WHAT YOU SHOULD DO: Every record that follows should be printed verbatim.
-------- RECORDS TO USE
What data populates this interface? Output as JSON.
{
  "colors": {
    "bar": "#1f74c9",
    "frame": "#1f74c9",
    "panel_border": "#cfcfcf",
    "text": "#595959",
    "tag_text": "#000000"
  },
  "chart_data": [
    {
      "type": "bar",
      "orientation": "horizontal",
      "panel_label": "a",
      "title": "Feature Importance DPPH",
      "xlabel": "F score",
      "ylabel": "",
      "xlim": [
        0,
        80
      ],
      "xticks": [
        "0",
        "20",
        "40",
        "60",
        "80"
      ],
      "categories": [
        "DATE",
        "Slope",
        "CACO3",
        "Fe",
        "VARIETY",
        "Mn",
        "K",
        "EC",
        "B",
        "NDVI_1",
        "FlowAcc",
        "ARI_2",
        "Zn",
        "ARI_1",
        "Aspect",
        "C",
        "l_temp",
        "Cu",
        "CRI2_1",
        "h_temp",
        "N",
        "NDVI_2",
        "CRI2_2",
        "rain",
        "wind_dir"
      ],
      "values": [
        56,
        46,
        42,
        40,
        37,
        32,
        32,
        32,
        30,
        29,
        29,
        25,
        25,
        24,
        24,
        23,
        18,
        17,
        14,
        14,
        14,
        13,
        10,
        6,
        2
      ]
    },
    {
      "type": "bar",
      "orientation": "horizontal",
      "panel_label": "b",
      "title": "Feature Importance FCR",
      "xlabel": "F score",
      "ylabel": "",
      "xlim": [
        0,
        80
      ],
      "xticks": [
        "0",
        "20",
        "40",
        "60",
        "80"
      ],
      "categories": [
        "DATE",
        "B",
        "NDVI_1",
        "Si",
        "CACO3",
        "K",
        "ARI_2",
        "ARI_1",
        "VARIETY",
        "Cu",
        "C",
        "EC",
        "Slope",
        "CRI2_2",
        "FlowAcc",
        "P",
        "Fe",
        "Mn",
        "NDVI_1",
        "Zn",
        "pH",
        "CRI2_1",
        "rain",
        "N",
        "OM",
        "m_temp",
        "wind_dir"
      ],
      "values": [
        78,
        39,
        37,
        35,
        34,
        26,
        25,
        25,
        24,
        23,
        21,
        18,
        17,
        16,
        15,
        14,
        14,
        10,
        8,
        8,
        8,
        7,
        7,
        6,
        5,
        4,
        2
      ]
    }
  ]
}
----------------
EXERCISE SOLUTION:
What data populates this interface? Output as JSON.
{
  "colors": {
    "bar": "#1f74c9",
    "frame": "#1f74c9",
    "panel_border": "#cfcfcf",
    "text": "#595959",
    "tag_text": "#000000"
  },
  "chart_data": [
    {
      "type": "bar",
      "orientation": "horizontal",
      "panel_label": "a",
      "title": "Feature Importance DPPH",
      "xlabel": "F score",
      "ylabel": "",
      "xlim": [
        0,
        80
      ],
      "xticks": [
        "0",
        "20",
        "40",
        "60",
        "80"
      ],
      "categories": [
        "DATE",
        "Slope",
        "CACO3",
        "Fe",
        "VARIETY",
        "Mn",
        "K",
        "EC",
        "B",
        "NDVI_1",
        "FlowAcc",
        "ARI_2",
        "Zn",
        "ARI_1",
        "Aspect",
        "C",
        "l_temp",
        "Cu",
        "CRI2_1",
        "h_temp",
        "N",
        "NDVI_2",
        "CRI2_2",
        "rain",
        "wind_dir"
      ],
      "values": [
        56,
        46,
        42,
        40,
        37,
        32,
        32,
        32,
        30,
        29,
        29,
        25,
        25,
        24,
        24,
        23,
        18,
        17,
        14,
        14,
        14,
        13,
        10,
        6,
        2
      ]
    },
    {
      "type": "bar",
      "orientation": "horizontal",
      "panel_label": "b",
      "title": "Feature Importance FCR",
      "xlabel": "F score",
      "ylabel": "",
      "xlim": [
        0,
        80
      ],
      "xticks": [
        "0",
        "20",
        "40",
        "60",
        "80"
      ],
      "categories": [
        "DATE",
        "B",
        "NDVI_1",
        "Si",
        "CACO3",
        "K",
        "ARI_2",
        "ARI_1",
        "VARIETY",
        "Cu",
        "C",
        "EC",
        "Slope",
        "CRI2_2",
        "FlowAcc",
        "P",
        "Fe",
        "Mn",
        "NDVI_1",
        "Zn",
        "pH",
        "CRI2_1",
        "rain",
        "N",
        "OM",
        "m_temp",
        "wind_dir"
      ],
      "values": [
        78,
        39,
        37,
        35,
        34,
        26,
        25,
        25,
        24,
        23,
        21,
        18,
        17,
        16,
        15,
        14,
        14,
        10,
        8,
        8,
        8,
        7,
        7,
        6,
        5,
        4,
        2
      ]
    }
  ]
}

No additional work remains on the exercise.